- **SHORT PROBLEM**
Pictures aside, repeat every entry exactly.

☆ ☆ ☆

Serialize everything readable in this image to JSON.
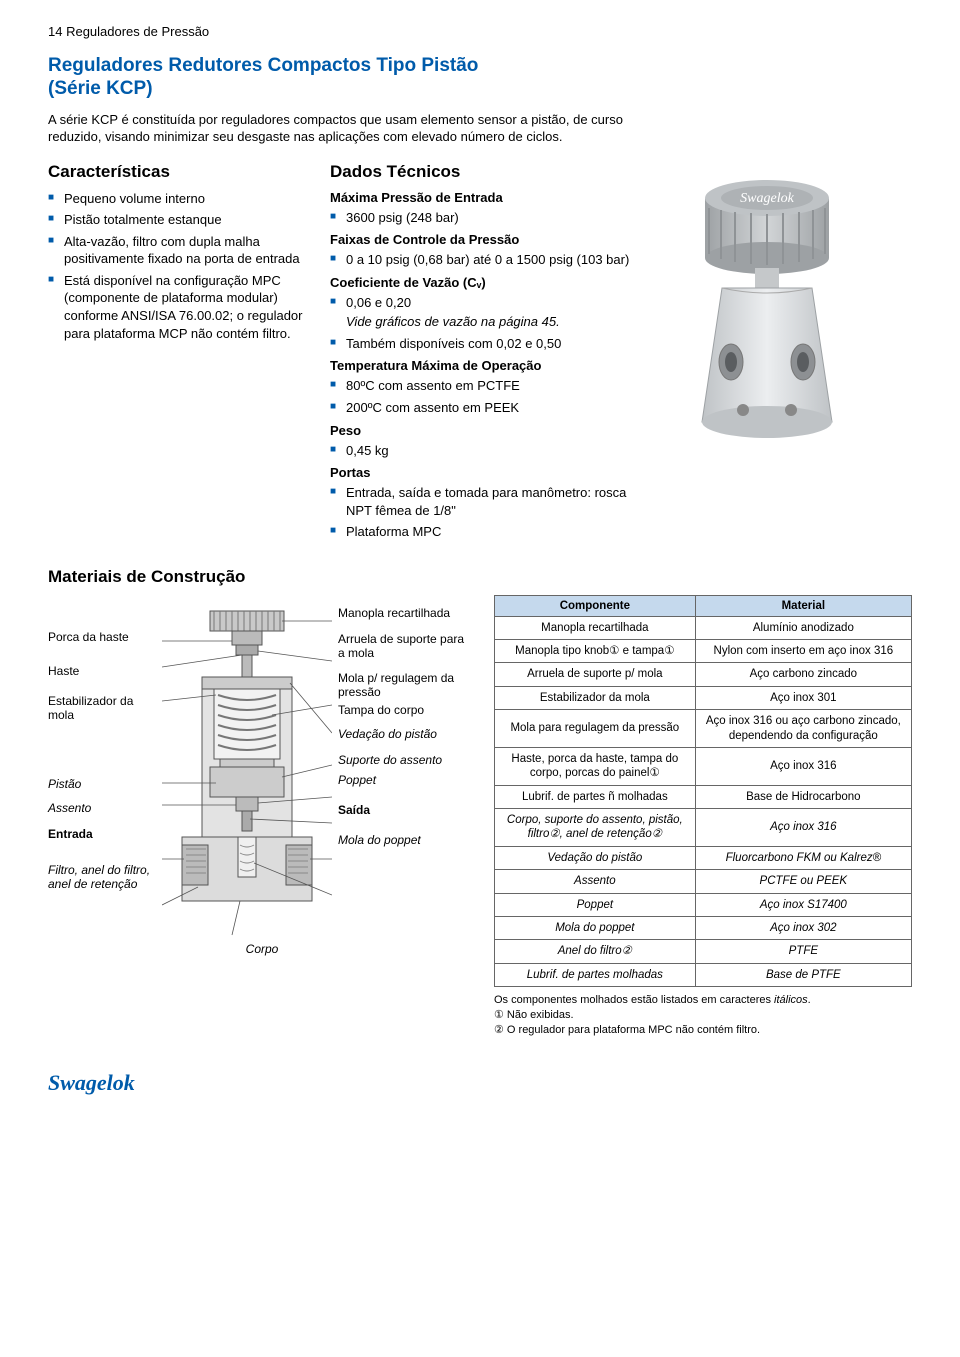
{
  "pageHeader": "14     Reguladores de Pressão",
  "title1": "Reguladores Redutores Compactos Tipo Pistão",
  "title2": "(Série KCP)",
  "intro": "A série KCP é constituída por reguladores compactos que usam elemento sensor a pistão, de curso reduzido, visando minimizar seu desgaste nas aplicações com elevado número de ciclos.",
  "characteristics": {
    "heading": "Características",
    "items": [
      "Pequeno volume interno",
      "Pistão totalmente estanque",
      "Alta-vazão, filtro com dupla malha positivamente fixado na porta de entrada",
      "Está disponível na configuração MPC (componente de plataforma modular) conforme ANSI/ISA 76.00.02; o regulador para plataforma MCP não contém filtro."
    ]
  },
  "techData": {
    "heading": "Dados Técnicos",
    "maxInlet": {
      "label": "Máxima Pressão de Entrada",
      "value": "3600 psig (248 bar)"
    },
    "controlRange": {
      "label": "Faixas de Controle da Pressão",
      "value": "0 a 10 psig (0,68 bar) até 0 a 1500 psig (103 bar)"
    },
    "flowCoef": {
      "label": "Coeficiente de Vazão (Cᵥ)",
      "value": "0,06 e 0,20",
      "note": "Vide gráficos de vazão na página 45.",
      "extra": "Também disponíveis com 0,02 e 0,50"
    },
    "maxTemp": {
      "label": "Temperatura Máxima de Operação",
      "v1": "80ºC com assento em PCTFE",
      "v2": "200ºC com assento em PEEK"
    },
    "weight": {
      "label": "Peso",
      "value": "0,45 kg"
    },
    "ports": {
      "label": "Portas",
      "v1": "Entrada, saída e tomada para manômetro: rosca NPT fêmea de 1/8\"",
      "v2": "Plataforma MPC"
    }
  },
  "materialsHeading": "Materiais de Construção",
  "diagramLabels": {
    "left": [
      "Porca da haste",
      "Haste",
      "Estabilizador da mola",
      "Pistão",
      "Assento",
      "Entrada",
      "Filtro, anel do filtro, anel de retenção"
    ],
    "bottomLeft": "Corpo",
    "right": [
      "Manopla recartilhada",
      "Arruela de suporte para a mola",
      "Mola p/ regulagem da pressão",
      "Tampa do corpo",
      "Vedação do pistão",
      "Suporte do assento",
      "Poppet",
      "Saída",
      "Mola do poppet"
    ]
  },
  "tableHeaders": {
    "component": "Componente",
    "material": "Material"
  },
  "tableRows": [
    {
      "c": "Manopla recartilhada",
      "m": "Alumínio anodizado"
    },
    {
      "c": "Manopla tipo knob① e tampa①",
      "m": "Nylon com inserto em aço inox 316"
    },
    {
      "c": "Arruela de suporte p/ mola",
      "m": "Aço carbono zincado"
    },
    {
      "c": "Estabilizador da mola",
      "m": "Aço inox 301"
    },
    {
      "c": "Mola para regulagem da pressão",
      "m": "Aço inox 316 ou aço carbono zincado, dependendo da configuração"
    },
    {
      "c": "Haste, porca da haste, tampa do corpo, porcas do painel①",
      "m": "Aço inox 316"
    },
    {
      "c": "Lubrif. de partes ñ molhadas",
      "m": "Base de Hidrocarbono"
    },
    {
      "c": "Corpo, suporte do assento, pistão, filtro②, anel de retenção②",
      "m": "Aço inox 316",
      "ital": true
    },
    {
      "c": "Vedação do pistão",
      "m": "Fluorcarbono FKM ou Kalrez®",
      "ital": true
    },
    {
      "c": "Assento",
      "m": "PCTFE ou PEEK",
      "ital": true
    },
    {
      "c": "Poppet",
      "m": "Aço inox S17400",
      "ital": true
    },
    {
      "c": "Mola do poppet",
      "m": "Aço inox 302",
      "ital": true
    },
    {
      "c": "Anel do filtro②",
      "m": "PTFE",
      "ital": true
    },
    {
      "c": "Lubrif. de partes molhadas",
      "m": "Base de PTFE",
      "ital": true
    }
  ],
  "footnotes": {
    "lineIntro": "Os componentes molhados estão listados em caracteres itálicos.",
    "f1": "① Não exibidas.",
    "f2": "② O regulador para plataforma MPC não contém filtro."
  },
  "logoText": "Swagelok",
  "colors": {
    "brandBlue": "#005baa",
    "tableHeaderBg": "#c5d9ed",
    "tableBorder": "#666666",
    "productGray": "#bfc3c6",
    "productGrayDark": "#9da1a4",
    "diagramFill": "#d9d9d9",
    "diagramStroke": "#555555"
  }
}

☆ ☆ ☆

- **OUTPUT BELOW**
Serialize everything readable in this image to JSON.
{
  "pageHeader": "14     Reguladores de Pressão",
  "title1": "Reguladores Redutores Compactos Tipo Pistão",
  "title2": "(Série KCP)",
  "intro": "A série KCP é constituída por reguladores compactos que usam elemento sensor a pistão, de curso reduzido, visando minimizar seu desgaste nas aplicações com elevado número de ciclos.",
  "characteristics": {
    "heading": "Características",
    "items": [
      "Pequeno volume interno",
      "Pistão totalmente estanque",
      "Alta-vazão, filtro com dupla malha positivamente fixado na porta de entrada",
      "Está disponível na configuração MPC (componente de plataforma modular) conforme ANSI/ISA 76.00.02; o regulador para plataforma MCP não contém filtro."
    ]
  },
  "techData": {
    "heading": "Dados Técnicos",
    "maxInlet": {
      "label": "Máxima Pressão de Entrada",
      "value": "3600 psig (248 bar)"
    },
    "controlRange": {
      "label": "Faixas de Controle da Pressão",
      "value": "0 a 10 psig (0,68 bar) até 0 a 1500 psig (103 bar)"
    },
    "flowCoef": {
      "label": "Coeficiente de Vazão (Cᵥ)",
      "value": "0,06 e 0,20",
      "note": "Vide gráficos de vazão na página 45.",
      "extra": "Também disponíveis com 0,02 e 0,50"
    },
    "maxTemp": {
      "label": "Temperatura Máxima de Operação",
      "v1": "80ºC com assento em PCTFE",
      "v2": "200ºC com assento em PEEK"
    },
    "weight": {
      "label": "Peso",
      "value": "0,45 kg"
    },
    "ports": {
      "label": "Portas",
      "v1": "Entrada, saída e tomada para manômetro: rosca NPT fêmea de 1/8\"",
      "v2": "Plataforma MPC"
    }
  },
  "materialsHeading": "Materiais de Construção",
  "diagramLabels": {
    "left": [
      "Porca da haste",
      "Haste",
      "Estabilizador da mola",
      "Pistão",
      "Assento",
      "Entrada",
      "Filtro, anel do filtro, anel de retenção"
    ],
    "bottomLeft": "Corpo",
    "right": [
      "Manopla recartilhada",
      "Arruela de suporte para a mola",
      "Mola p/ regulagem da pressão",
      "Tampa do corpo",
      "Vedação do pistão",
      "Suporte do assento",
      "Poppet",
      "Saída",
      "Mola do poppet"
    ]
  },
  "tableHeaders": {
    "component": "Componente",
    "material": "Material"
  },
  "tableRows": [
    {
      "c": "Manopla recartilhada",
      "m": "Alumínio anodizado"
    },
    {
      "c": "Manopla tipo knob① e tampa①",
      "m": "Nylon com inserto em aço inox 316"
    },
    {
      "c": "Arruela de suporte p/ mola",
      "m": "Aço carbono zincado"
    },
    {
      "c": "Estabilizador da mola",
      "m": "Aço inox 301"
    },
    {
      "c": "Mola para regulagem da pressão",
      "m": "Aço inox 316 ou aço carbono zincado, dependendo da configuração"
    },
    {
      "c": "Haste, porca da haste, tampa do corpo, porcas do painel①",
      "m": "Aço inox 316"
    },
    {
      "c": "Lubrif. de partes ñ molhadas",
      "m": "Base de Hidrocarbono"
    },
    {
      "c": "Corpo, suporte do assento, pistão, filtro②, anel de retenção②",
      "m": "Aço inox 316",
      "ital": true
    },
    {
      "c": "Vedação do pistão",
      "m": "Fluorcarbono FKM ou Kalrez®",
      "ital": true
    },
    {
      "c": "Assento",
      "m": "PCTFE ou PEEK",
      "ital": true
    },
    {
      "c": "Poppet",
      "m": "Aço inox S17400",
      "ital": true
    },
    {
      "c": "Mola do poppet",
      "m": "Aço inox 302",
      "ital": true
    },
    {
      "c": "Anel do filtro②",
      "m": "PTFE",
      "ital": true
    },
    {
      "c": "Lubrif. de partes molhadas",
      "m": "Base de PTFE",
      "ital": true
    }
  ],
  "footnotes": {
    "lineIntro": "Os componentes molhados estão listados em caracteres itálicos.",
    "f1": "① Não exibidas.",
    "f2": "② O regulador para plataforma MPC não contém filtro."
  },
  "logoText": "Swagelok",
  "colors": {
    "brandBlue": "#005baa",
    "tableHeaderBg": "#c5d9ed",
    "tableBorder": "#666666",
    "productGray": "#bfc3c6",
    "productGrayDark": "#9da1a4",
    "diagramFill": "#d9d9d9",
    "diagramStroke": "#555555"
  }
}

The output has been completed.